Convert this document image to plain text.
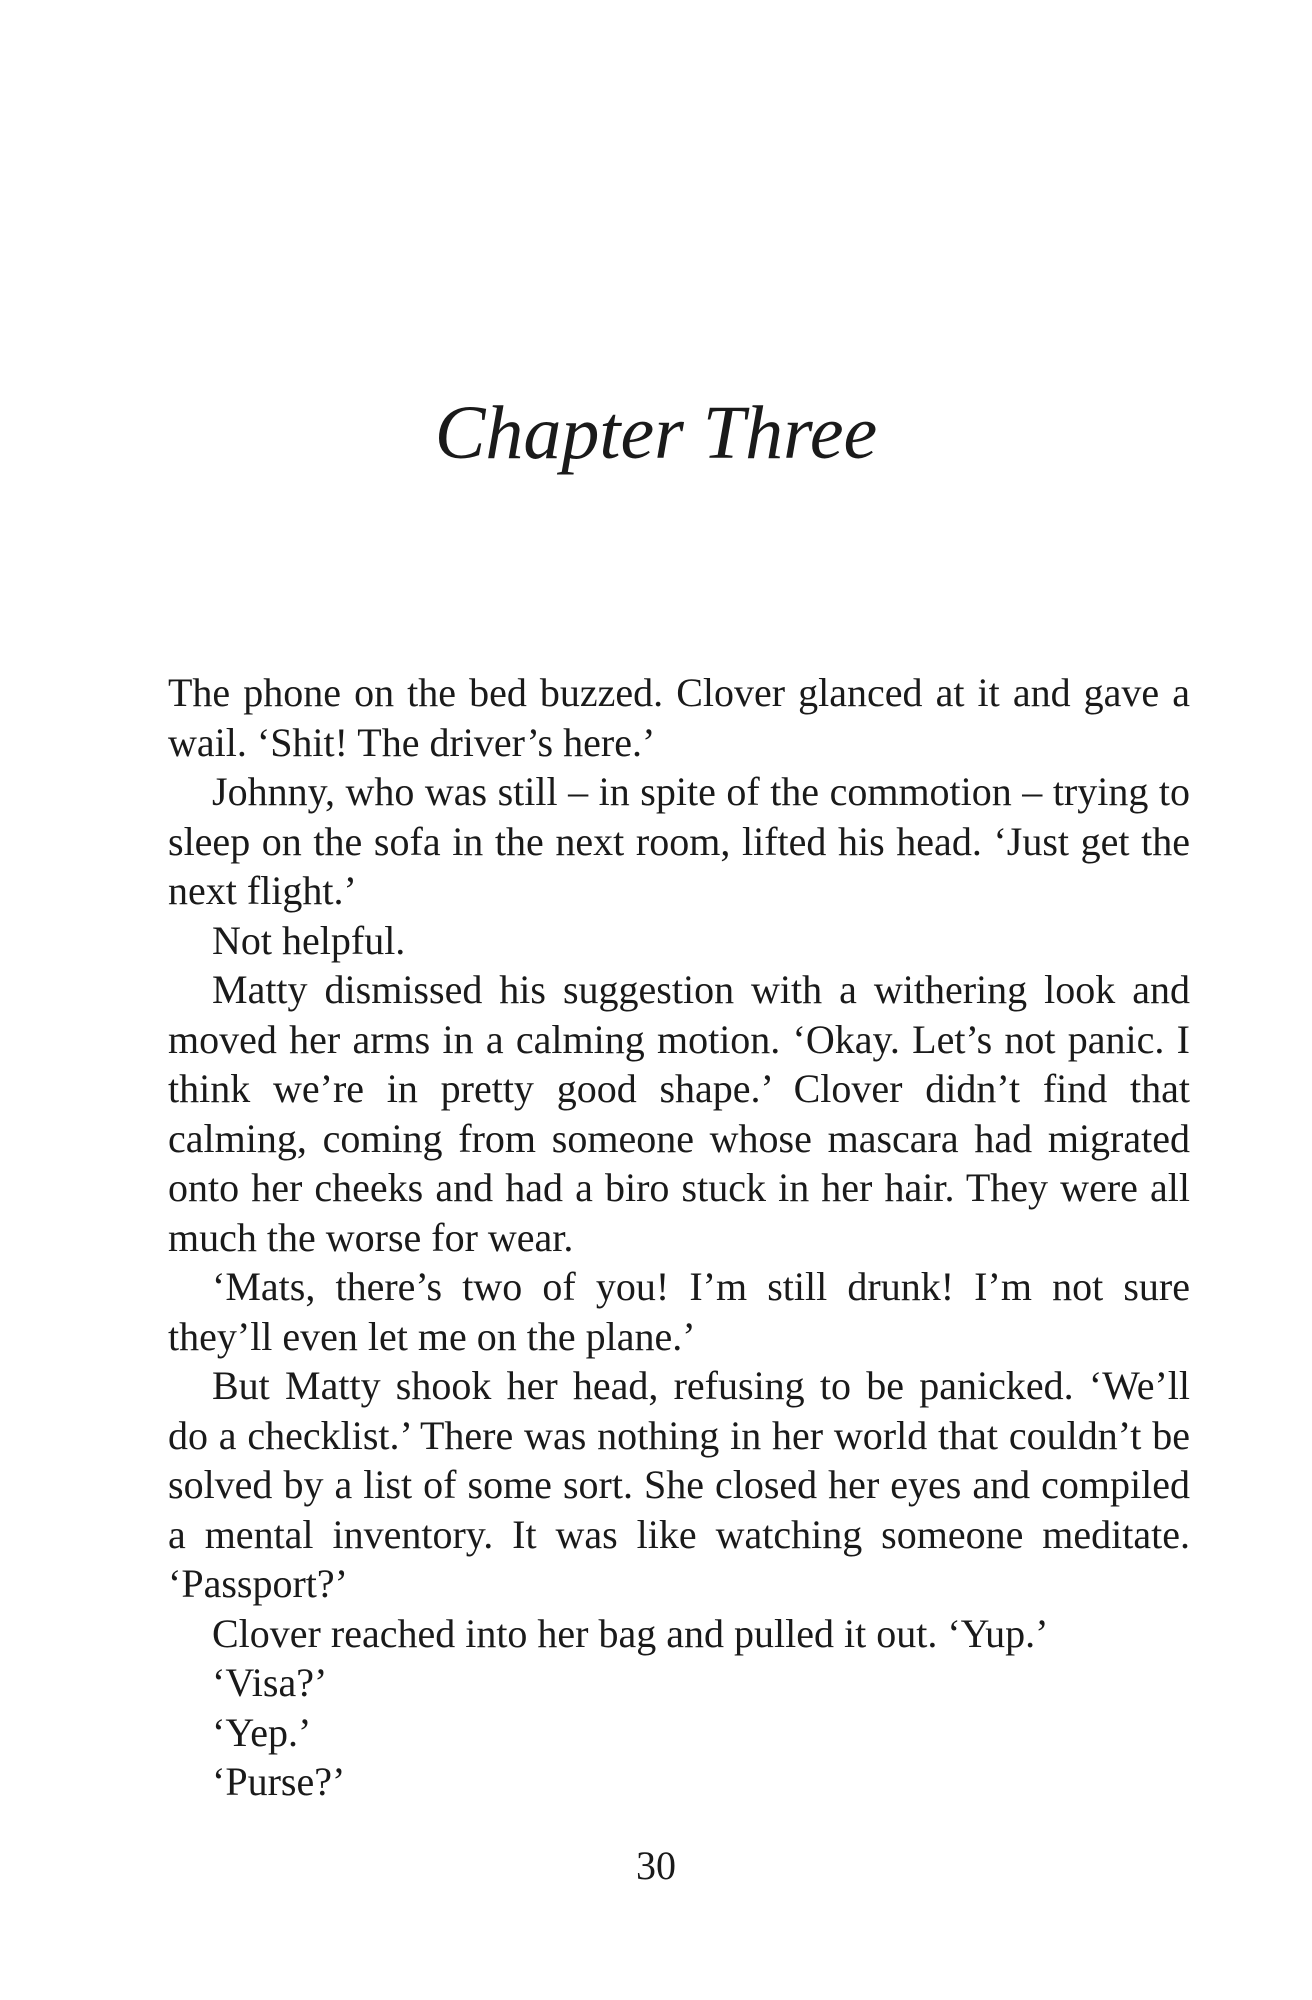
Chapter Three

The phone on the bed buzzed. Clover glanced at it and gave a wail. ‘Shit! The driver’s here.’

Johnny, who was still – in spite of the commotion – trying to sleep on the sofa in the next room, lifted his head. ‘Just get the next flight.’

Not helpful.

Matty dismissed his suggestion with a withering look and moved her arms in a calming motion. ‘Okay. Let’s not panic. I think we’re in pretty good shape.’ Clover didn’t find that calming, coming from someone whose mascara had migrated onto her cheeks and had a biro stuck in her hair. They were all much the worse for wear.

‘Mats, there’s two of you! I’m still drunk! I’m not sure they’ll even let me on the plane.’

But Matty shook her head, refusing to be panicked. ‘We’ll do a checklist.’ There was nothing in her world that couldn’t be solved by a list of some sort. She closed her eyes and compiled a mental inventory. It was like watching someone meditate. ‘Passport?’

Clover reached into her bag and pulled it out. ‘Yup.’

‘Visa?’

‘Yep.’

‘Purse?’

30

#### Work to complete:
All of the material above is to be copied exactly, except for its images.

#### The response:
Convert this document image to plain text.
Chapter Three

The phone on the bed buzzed. Clover glanced at it and gave a wail. ‘Shit! The driver’s here.’

Johnny, who was still – in spite of the commotion – trying to sleep on the sofa in the next room, lifted his head. ‘Just get the next flight.’

Not helpful.

Matty dismissed his suggestion with a withering look and moved her arms in a calming motion. ‘Okay. Let’s not panic. I think we’re in pretty good shape.’ Clover didn’t find that calming, coming from someone whose mascara had migrated onto her cheeks and had a biro stuck in her hair. They were all much the worse for wear.

‘Mats, there’s two of you! I’m still drunk! I’m not sure they’ll even let me on the plane.’

But Matty shook her head, refusing to be panicked. ‘We’ll do a checklist.’ There was nothing in her world that couldn’t be solved by a list of some sort. She closed her eyes and compiled a mental inventory. It was like watching someone meditate. ‘Passport?’

Clover reached into her bag and pulled it out. ‘Yup.’

‘Visa?’

‘Yep.’

‘Purse?’

30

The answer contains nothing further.